### AIM OF THE TASK
Find the string "Micro" in the data, then copy every line where it is found.

----- AVAILABLE RECORDS

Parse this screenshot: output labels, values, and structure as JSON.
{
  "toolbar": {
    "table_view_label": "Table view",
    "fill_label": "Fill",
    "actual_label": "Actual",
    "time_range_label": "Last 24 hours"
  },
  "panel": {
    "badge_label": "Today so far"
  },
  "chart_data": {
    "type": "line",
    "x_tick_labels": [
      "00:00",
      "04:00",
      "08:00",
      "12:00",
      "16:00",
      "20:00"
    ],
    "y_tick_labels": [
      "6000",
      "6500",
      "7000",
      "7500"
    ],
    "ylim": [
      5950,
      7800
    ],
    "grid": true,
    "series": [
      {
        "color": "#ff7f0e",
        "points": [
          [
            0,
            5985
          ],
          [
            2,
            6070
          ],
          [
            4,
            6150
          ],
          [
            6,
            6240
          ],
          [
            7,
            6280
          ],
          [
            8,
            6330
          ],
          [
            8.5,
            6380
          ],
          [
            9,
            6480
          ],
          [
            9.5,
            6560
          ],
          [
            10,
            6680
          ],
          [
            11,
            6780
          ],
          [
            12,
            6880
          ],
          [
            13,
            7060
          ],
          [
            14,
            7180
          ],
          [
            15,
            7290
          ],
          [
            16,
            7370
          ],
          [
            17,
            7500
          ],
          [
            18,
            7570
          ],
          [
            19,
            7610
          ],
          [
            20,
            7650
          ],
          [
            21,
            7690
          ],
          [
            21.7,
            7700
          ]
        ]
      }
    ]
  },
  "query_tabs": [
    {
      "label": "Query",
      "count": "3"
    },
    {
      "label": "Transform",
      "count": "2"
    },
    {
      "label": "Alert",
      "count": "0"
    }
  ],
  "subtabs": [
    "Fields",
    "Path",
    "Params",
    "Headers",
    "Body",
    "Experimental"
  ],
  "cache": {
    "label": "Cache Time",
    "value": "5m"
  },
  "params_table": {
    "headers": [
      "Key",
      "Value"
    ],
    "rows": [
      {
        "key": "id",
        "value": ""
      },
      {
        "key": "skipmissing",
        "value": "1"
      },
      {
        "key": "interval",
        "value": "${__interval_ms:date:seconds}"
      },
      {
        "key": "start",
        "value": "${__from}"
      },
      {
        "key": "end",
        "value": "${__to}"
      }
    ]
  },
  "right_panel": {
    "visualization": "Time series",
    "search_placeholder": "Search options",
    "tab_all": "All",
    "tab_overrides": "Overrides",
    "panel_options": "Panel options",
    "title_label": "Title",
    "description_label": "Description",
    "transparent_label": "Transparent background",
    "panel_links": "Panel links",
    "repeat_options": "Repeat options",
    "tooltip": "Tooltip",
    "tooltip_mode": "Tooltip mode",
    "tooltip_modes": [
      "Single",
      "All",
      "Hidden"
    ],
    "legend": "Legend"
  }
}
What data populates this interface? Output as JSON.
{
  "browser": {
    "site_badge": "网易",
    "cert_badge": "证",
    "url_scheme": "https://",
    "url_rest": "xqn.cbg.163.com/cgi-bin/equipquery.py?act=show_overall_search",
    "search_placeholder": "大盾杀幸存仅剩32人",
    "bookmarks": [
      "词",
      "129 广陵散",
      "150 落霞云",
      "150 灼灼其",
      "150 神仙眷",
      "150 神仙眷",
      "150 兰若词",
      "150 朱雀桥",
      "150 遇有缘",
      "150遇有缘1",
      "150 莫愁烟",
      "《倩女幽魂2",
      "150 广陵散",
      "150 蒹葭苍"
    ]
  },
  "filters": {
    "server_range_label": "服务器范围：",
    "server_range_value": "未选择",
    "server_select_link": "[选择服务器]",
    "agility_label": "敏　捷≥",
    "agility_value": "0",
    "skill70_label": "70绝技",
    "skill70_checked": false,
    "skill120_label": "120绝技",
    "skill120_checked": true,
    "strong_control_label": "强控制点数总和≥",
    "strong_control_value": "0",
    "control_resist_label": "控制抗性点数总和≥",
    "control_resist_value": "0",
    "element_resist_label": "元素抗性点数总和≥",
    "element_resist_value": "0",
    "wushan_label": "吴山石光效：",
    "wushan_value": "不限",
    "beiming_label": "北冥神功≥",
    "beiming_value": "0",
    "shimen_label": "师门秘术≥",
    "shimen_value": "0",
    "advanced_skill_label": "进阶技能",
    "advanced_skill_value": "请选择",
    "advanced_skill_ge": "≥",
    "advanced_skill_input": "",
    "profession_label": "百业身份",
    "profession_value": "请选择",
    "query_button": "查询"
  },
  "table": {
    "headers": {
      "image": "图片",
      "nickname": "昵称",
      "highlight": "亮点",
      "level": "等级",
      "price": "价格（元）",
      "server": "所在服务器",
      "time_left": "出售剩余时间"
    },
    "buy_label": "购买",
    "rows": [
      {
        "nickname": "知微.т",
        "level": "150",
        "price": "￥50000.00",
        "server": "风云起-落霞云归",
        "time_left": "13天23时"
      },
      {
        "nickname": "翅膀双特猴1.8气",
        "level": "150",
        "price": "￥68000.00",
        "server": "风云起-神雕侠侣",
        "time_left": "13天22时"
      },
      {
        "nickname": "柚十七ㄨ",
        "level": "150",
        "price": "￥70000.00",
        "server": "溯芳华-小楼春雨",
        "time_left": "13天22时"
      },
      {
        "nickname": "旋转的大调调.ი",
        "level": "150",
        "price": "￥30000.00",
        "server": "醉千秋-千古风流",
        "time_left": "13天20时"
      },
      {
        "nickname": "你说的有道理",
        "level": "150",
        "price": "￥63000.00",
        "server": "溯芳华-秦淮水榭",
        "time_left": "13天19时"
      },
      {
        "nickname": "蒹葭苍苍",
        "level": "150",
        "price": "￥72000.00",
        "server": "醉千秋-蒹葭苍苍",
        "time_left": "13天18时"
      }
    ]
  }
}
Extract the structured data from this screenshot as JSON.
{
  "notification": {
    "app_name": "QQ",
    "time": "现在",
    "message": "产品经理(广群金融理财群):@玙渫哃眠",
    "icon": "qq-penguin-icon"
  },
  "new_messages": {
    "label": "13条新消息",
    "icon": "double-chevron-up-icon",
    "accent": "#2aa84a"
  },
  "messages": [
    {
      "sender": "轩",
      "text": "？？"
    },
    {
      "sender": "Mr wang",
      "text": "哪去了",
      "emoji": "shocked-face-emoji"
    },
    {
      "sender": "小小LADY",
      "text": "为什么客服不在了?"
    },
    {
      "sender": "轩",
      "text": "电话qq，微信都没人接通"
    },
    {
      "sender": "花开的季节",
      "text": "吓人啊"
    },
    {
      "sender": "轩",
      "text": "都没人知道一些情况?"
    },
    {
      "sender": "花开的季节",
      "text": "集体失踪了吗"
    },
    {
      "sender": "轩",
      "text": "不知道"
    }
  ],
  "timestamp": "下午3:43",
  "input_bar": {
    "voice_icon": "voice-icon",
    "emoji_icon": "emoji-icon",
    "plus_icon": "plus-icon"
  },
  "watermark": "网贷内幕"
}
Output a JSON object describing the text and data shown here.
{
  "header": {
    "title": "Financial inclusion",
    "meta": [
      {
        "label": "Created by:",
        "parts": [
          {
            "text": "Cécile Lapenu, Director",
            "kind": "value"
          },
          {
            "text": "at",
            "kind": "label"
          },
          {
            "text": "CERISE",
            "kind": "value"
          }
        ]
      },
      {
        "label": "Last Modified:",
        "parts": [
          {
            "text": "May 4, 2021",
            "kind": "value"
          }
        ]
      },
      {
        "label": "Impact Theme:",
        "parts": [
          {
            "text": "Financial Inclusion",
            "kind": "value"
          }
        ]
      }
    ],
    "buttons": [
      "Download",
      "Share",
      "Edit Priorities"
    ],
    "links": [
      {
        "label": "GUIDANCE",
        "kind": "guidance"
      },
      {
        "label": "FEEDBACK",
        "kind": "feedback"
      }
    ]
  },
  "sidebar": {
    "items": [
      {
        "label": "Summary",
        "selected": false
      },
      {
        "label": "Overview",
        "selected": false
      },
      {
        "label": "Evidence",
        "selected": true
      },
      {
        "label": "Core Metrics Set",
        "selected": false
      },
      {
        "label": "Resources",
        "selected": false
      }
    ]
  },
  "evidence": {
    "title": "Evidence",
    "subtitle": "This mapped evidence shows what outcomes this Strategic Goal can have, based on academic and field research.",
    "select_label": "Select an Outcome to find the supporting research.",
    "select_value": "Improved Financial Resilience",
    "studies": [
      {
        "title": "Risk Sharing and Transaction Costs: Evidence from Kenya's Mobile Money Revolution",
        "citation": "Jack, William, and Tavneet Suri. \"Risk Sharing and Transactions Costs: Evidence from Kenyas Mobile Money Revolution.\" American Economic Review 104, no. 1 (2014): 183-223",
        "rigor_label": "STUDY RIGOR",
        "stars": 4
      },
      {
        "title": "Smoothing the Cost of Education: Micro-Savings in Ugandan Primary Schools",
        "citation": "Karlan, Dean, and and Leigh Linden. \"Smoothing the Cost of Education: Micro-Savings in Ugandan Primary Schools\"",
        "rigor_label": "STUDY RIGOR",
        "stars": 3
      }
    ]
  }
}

----------

### SOLVED PROBLEM
        "title": "Smoothing the Cost of Education: Micro-Savings in Ugandan Primary Schools",
        "citation": "Karlan, Dean, and and Leigh Linden. \"Smoothing the Cost of Education: Micro-Savings in Ugandan Primary Schools\"",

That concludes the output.